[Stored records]
+++
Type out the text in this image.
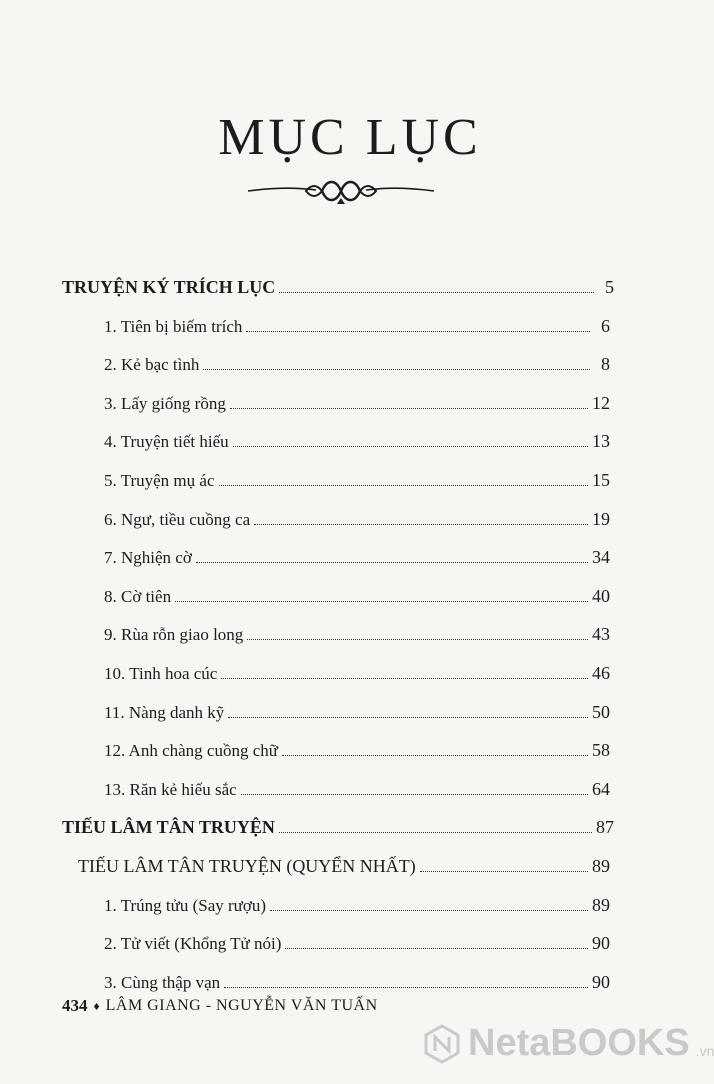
MỤC LỤC
TRUYỆN KÝ TRÍCH LỤC	5
1. Tiên bị biếm trích	6
2. Kẻ bạc tình	8
3. Lấy giống rồng	12
4. Truyện tiết hiếu	13
5. Truyện mụ ác	15
6. Ngư, tiều cuồng ca	19
7. Nghiện cờ	34
8. Cờ tiên	40
9. Rùa rỗn giao long	43
10. Tinh hoa cúc	46
11. Nàng danh kỹ	50
12. Anh chàng cuồng chữ	58
13. Răn kẻ hiếu sắc	64
TIẾU LÂM TÂN TRUYỆN	87
TIẾU LÂM TÂN TRUYỆN (QUYỂN NHẤT)	89
1. Trúng tửu (Say rượu)	89
2. Tử viết (Khổng Tử nói)	90
3. Cùng thập vạn	90
434 ♦ LÂM GIANG - NGUYỄN VĂN TUẤN
NetaBOOKS .vn
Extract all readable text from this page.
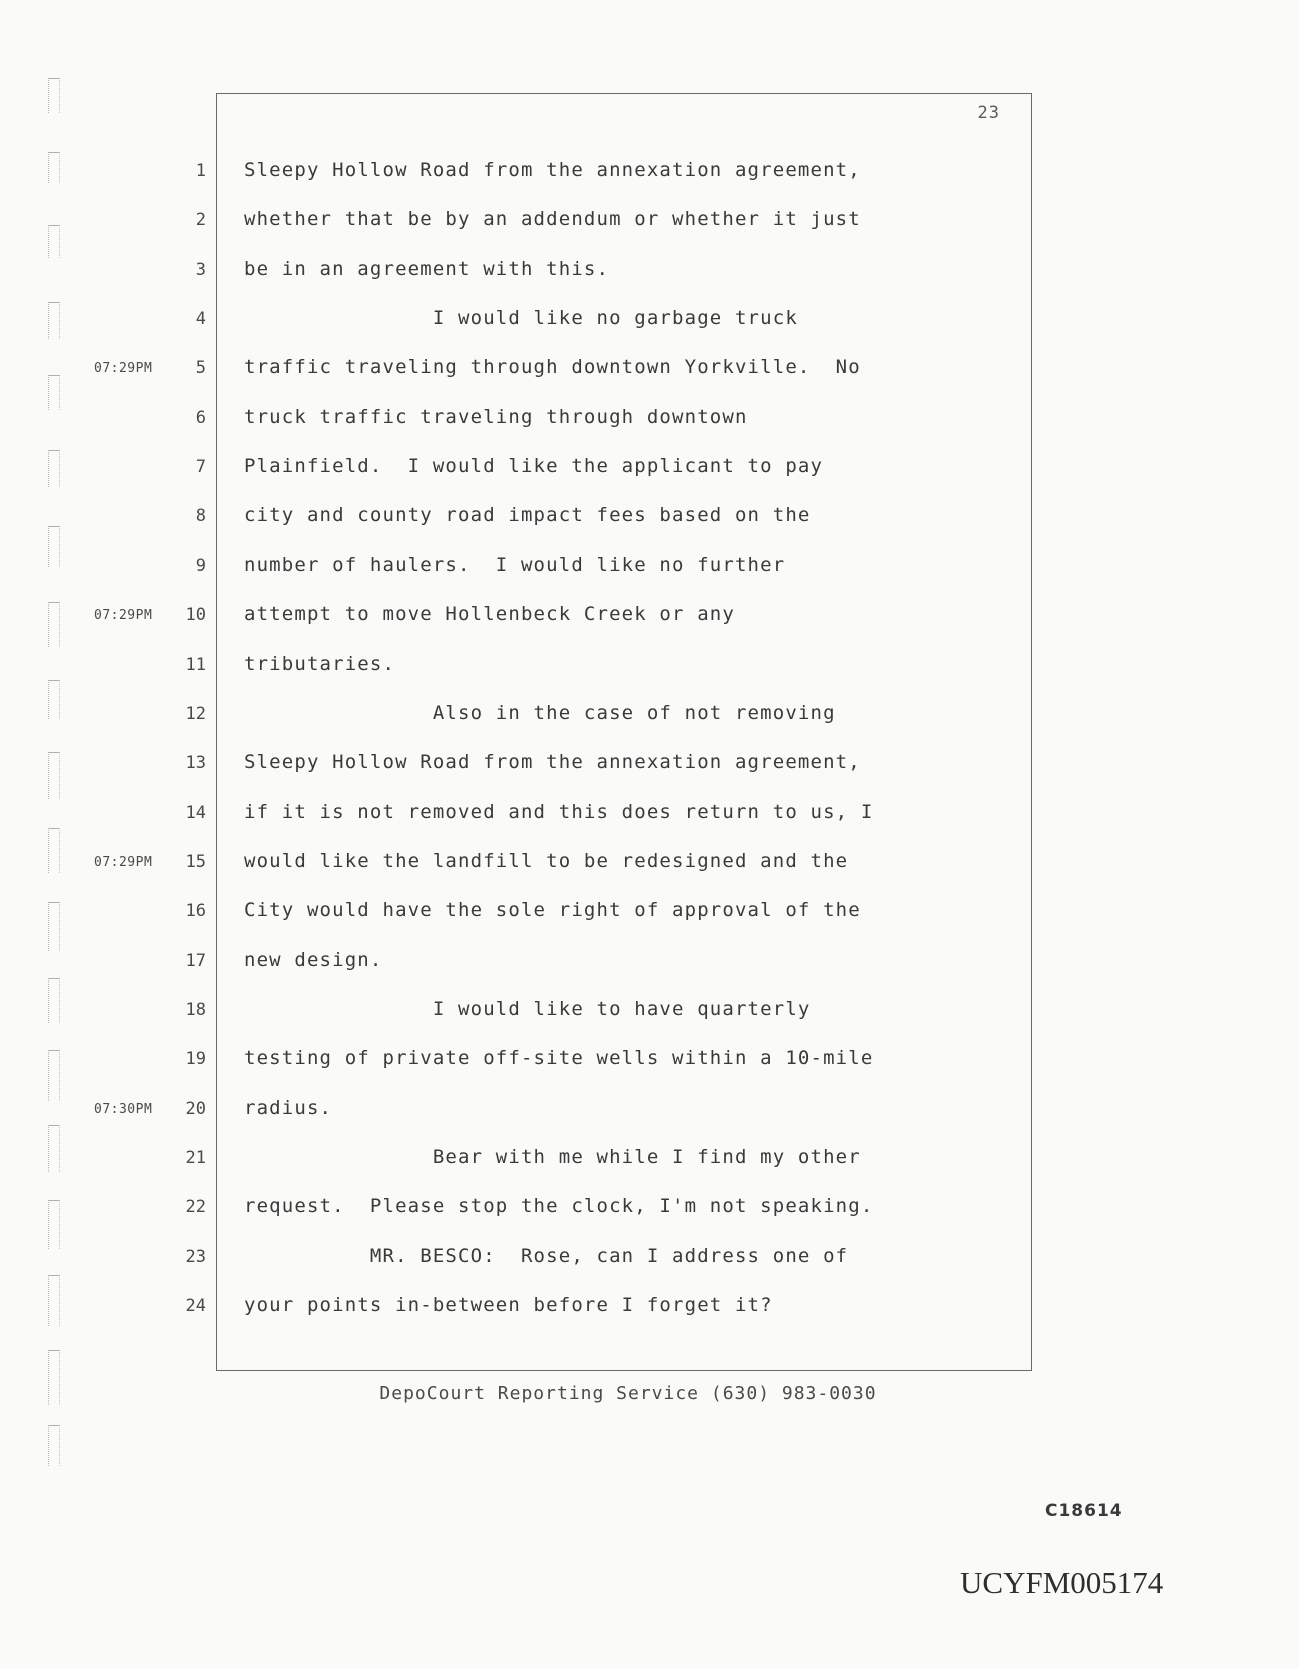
23
1 Sleepy Hollow Road from the annexation agreement,
2 whether that be by an addendum or whether it just
3 be in an agreement with this.
4 I would like no garbage truck
07:29PM	5 traffic traveling through downtown Yorkville.  No
6 truck traffic traveling through downtown
7 Plainfield.  I would like the applicant to pay
8 city and county road impact fees based on the
9 number of haulers.  I would like no further
07:29PM	10 attempt to move Hollenbeck Creek or any
11 tributaries.
12 Also in the case of not removing
13 Sleepy Hollow Road from the annexation agreement,
14 if it is not removed and this does return to us, I
07:29PM	15 would like the landfill to be redesigned and the
16 City would have the sole right of approval of the
17 new design.
18 I would like to have quarterly
19 testing of private off-site wells within a 10-mile
07:30PM	20 radius.
21 Bear with me while I find my other
22 request.  Please stop the clock, I'm not speaking.
23 MR. BESCO:  Rose, can I address one of
24 your points in-between before I forget it?
DepoCourt Reporting Service (630) 983-0030
C18614
UCYFM005174
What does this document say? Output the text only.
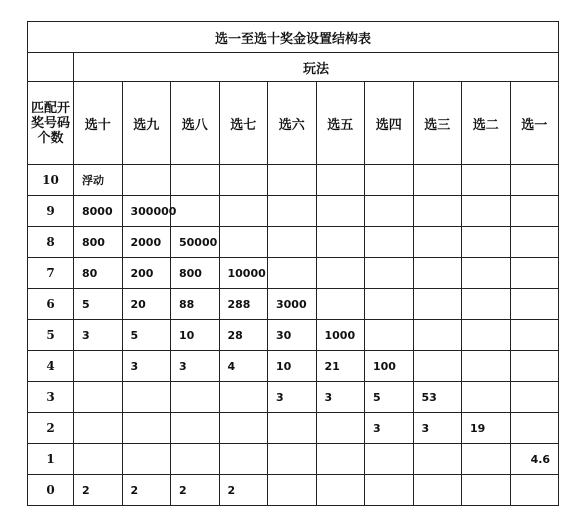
选一至选十奖金设置结构表										
	玩法									
匹配开奖号码个数	选十	选九	选八	选七	选六	选五	选四	选三	选二	选一
10	浮动									
9	8000	300000								
8	800	2000	50000							
7	80	200	800	10000						
6	5	20	88	288	3000					
5	3	5	10	28	30	1000				
4		3	3	4	10	21	100			
3					3	3	5	53		
2							3	3	19	
1										4.6
0	2	2	2	2						
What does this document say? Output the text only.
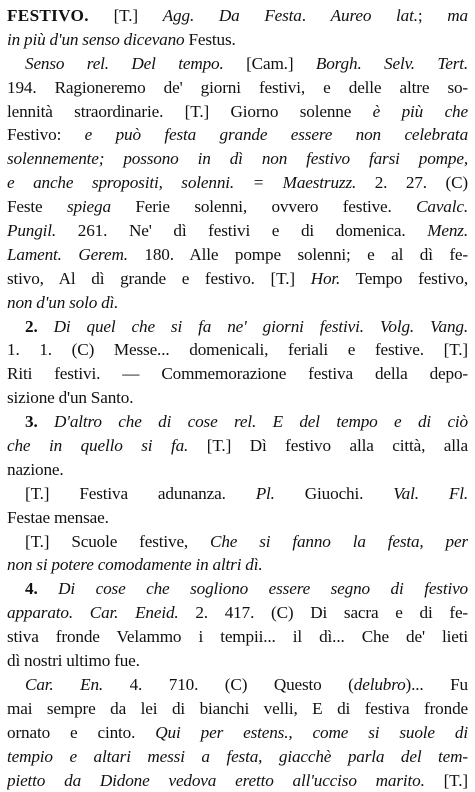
FESTIVO. [T.] Agg. Da Festa. Aureo lat.; ma
in più d'un senso dicevano Festus.
Senso rel. Del tempo. [Cam.] Borgh. Selv. Tert.
194. Ragioneremo de' giorni festivi, e delle altre so-
lennità straordinarie. [T.] Giorno solenne è più che
Festivo: e può festa grande essere non celebrata
solennemente; possono in dì non festivo farsi pompe,
e anche spropositi, solenni. = Maestruzz. 2. 27. (C)
Feste spiega Ferie solenni, ovvero festive. Cavalc.
Pungil. 261. Ne' dì festivi e di domenica. Menz.
Lament. Gerem. 180. Alle pompe solenni; e al dì fe-
stivo, Al dì grande e festivo. [T.] Hor. Tempo festivo,
non d'un solo dì.
2. Di quel che si fa ne' giorni festivi. Volg. Vang.
1. 1. (C) Messe... domenicali, feriali e festive. [T.]
Riti festivi. — Commemorazione festiva della depo-
sizione d'un Santo.
3. D'altro che di cose rel. E del tempo e di ciò
che in quello si fa. [T.] Dì festivo alla città, alla
nazione.
[T.] Festiva adunanza. Pl. Giuochi. Val. Fl.
Festae mensae.
[T.] Scuole festive, Che si fanno la festa, per
non si potere comodamente in altri dì.
4. Di cose che sogliono essere segno di festivo
apparato. Car. Eneid. 2. 417. (C) Di sacra e di fe-
stiva fronde Velammo i tempii... il dì... Che de' lieti
dì nostri ultimo fue.
Car. En. 4. 710. (C) Questo (delubro)... Fu
mai sempre da lei di bianchi velli, E di festiva fronde
ornato e cinto. Qui per estens., come si suole di
tempio e altari messi a festa, giacchè parla del tem-
pietto da Didone vedova eretto all'ucciso marito. [T.]
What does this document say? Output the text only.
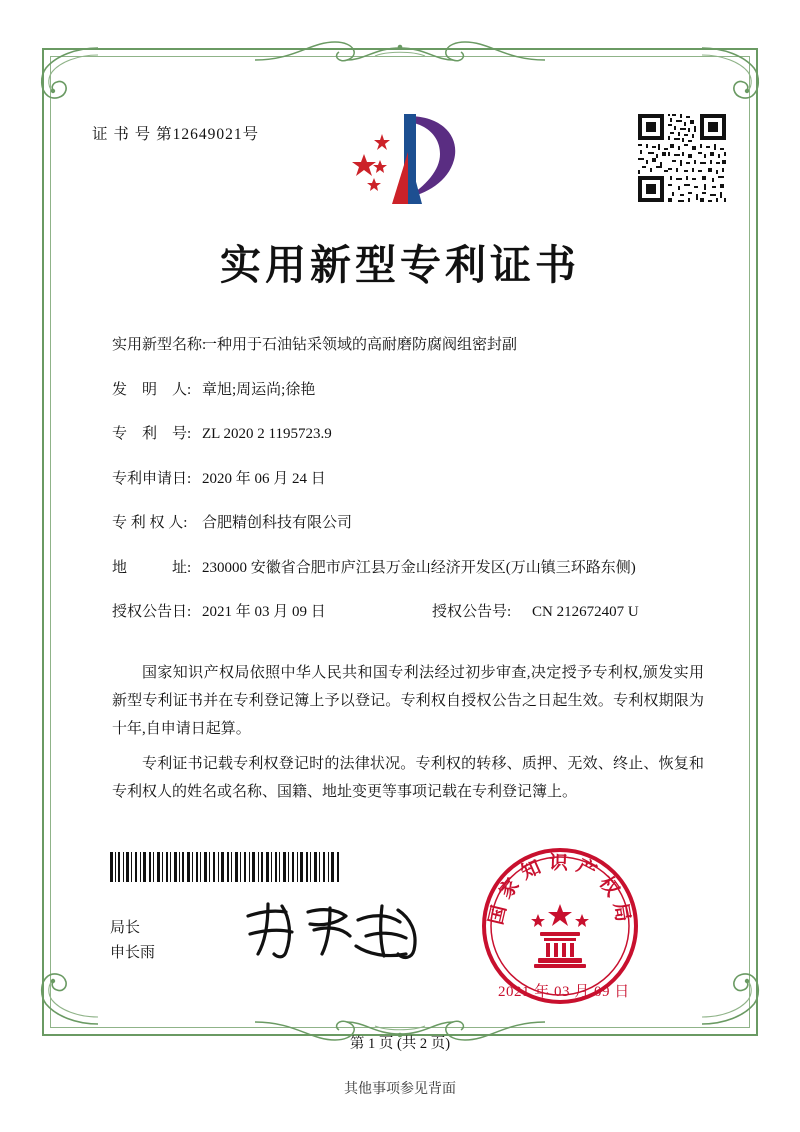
证 书 号 第12649021号
实用新型专利证书
实用新型名称:
一种用于石油钻采领域的高耐磨防腐阀组密封副
发　明　人: 章旭;周运尚;徐艳
专　利　号: ZL 2020 2 1195723.9
专利申请日: 2020 年 06 月 24 日
专 利 权 人: 合肥精创科技有限公司
地　　　址: 230000 安徽省合肥市庐江县万金山经济开发区(万山镇三环路东侧)
授权公告日: 2021 年 03 月 09 日	授权公告号:	CN 212672407 U

国家知识产权局依照中华人民共和国专利法经过初步审查,决定授予专利权,颁发实用新型专利证书并在专利登记簿上予以登记。专利权自授权公告之日起生效。专利权期限为十年,自申请日起算。

专利证书记载专利权登记时的法律状况。专利权的转移、质押、无效、终止、恢复和专利权人的姓名或名称、国籍、地址变更等事项记载在专利登记簿上。

局长
申长雨
国家知识产权局
2021 年 03 月 09 日
第 1 页 (共 2 页)
其他事项参见背面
+++
Output every entry word for word, but omit the pictures.

Type out the text in this image.
MỤC LỤC
TRUYỆN KÝ TRÍCH LỤC	5
1. Tiên bị biếm trích	6
2. Kẻ bạc tình	8
3. Lấy giống rồng	12
4. Truyện tiết hiếu	13
5. Truyện mụ ác	15
6. Ngư, tiều cuồng ca	19
7. Nghiện cờ	34
8. Cờ tiên	40
9. Rùa rỗn giao long	43
10. Tinh hoa cúc	46
11. Nàng danh kỹ	50
12. Anh chàng cuồng chữ	58
13. Răn kẻ hiếu sắc	64
TIẾU LÂM TÂN TRUYỆN	87
TIẾU LÂM TÂN TRUYỆN (QUYỂN NHẤT)	89
1. Trúng tửu (Say rượu)	89
2. Tử viết (Khổng Tử nói)	90
3. Cùng thập vạn	90
434 ♦ LÂM GIANG - NGUYỄN VĂN TUẤN
NetaBOOKS .vn
Extract all readable text from this page.
23
1 Sleepy Hollow Road from the annexation agreement,
2 whether that be by an addendum or whether it just
3 be in an agreement with this.
4 I would like no garbage truck
07:29PM	5 traffic traveling through downtown Yorkville.  No
6 truck traffic traveling through downtown
7 Plainfield.  I would like the applicant to pay
8 city and county road impact fees based on the
9 number of haulers.  I would like no further
07:29PM	10 attempt to move Hollenbeck Creek or any
11 tributaries.
12 Also in the case of not removing
13 Sleepy Hollow Road from the annexation agreement,
14 if it is not removed and this does return to us, I
07:29PM	15 would like the landfill to be redesigned and the
16 City would have the sole right of approval of the
17 new design.
18 I would like to have quarterly
19 testing of private off-site wells within a 10-mile
07:30PM	20 radius.
21 Bear with me while I find my other
22 request.  Please stop the clock, I'm not speaking.
23 MR. BESCO:  Rose, can I address one of
24 your points in-between before I forget it?
DepoCourt Reporting Service (630) 983-0030
C18614
UCYFM005174
What does this document say? Output the text only.
选一至选十奖金设置结构表										
	玩法									
匹配开奖号码个数	选十	选九	选八	选七	选六	选五	选四	选三	选二	选一
10	浮动									
9	8000	300000								
8	800	2000	50000							
7	80	200	800	10000						
6	5	20	88	288	3000					
5	3	5	10	28	30	1000				
4		3	3	4	10	21	100			
3					3	3	5	53		
2							3	3	19	
1										4.6
0	2	2	2	2						
What does this document say? Output the text only.
FESTIVO. [T.] Agg. Da Festa. Aureo lat.; ma
in più d'un senso dicevano Festus.
Senso rel. Del tempo. [Cam.] Borgh. Selv. Tert.
194. Ragioneremo de' giorni festivi, e delle altre so-
lennità straordinarie. [T.] Giorno solenne è più che
Festivo: e può festa grande essere non celebrata
solennemente; possono in dì non festivo farsi pompe,
e anche spropositi, solenni. = Maestruzz. 2. 27. (C)
Feste spiega Ferie solenni, ovvero festive. Cavalc.
Pungil. 261. Ne' dì festivi e di domenica. Menz.
Lament. Gerem. 180. Alle pompe solenni; e al dì fe-
stivo, Al dì grande e festivo. [T.] Hor. Tempo festivo,
non d'un solo dì.
2. Di quel che si fa ne' giorni festivi. Volg. Vang.
1. 1. (C) Messe... domenicali, feriali e festive. [T.]
Riti festivi. — Commemorazione festiva della depo-
sizione d'un Santo.
3. D'altro che di cose rel. E del tempo e di ciò
che in quello si fa. [T.] Dì festivo alla città, alla
nazione.
[T.] Festiva adunanza. Pl. Giuochi. Val. Fl.
Festae mensae.
[T.] Scuole festive, Che si fanno la festa, per
non si potere comodamente in altri dì.
4. Di cose che sogliono essere segno di festivo
apparato. Car. Eneid. 2. 417. (C) Di sacra e di fe-
stiva fronde Velammo i tempii... il dì... Che de' lieti
dì nostri ultimo fue.
Car. En. 4. 710. (C) Questo (delubro)... Fu
mai sempre da lei di bianchi velli, E di festiva fronde
ornato e cinto. Qui per estens., come si suole di
tempio e altari messi a festa, giacchè parla del tem-
pietto da Didone vedova eretto all'ucciso marito. [T.]
What does this document say? Output the text only.
证 书 号 第12649021号
实用新型专利证书
实用新型名称:
一种用于石油钻采领域的高耐磨防腐阀组密封副
发　明　人: 章旭;周运尚;徐艳
专　利　号: ZL 2020 2 1195723.9
专利申请日: 2020 年 06 月 24 日
专 利 权 人: 合肥精创科技有限公司
地　　　址: 230000 安徽省合肥市庐江县万金山经济开发区(万山镇三环路东侧)
授权公告日: 2021 年 03 月 09 日	授权公告号:	CN 212672407 U

国家知识产权局依照中华人民共和国专利法经过初步审查,决定授予专利权,颁发实用新型专利证书并在专利登记簿上予以登记。专利权自授权公告之日起生效。专利权期限为十年,自申请日起算。

专利证书记载专利权登记时的法律状况。专利权的转移、质押、无效、终止、恢复和专利权人的姓名或名称、国籍、地址变更等事项记载在专利登记簿上。

局长
申长雨
国家知识产权局
2021 年 03 月 09 日
第 1 页 (共 2 页)
其他事项参见背面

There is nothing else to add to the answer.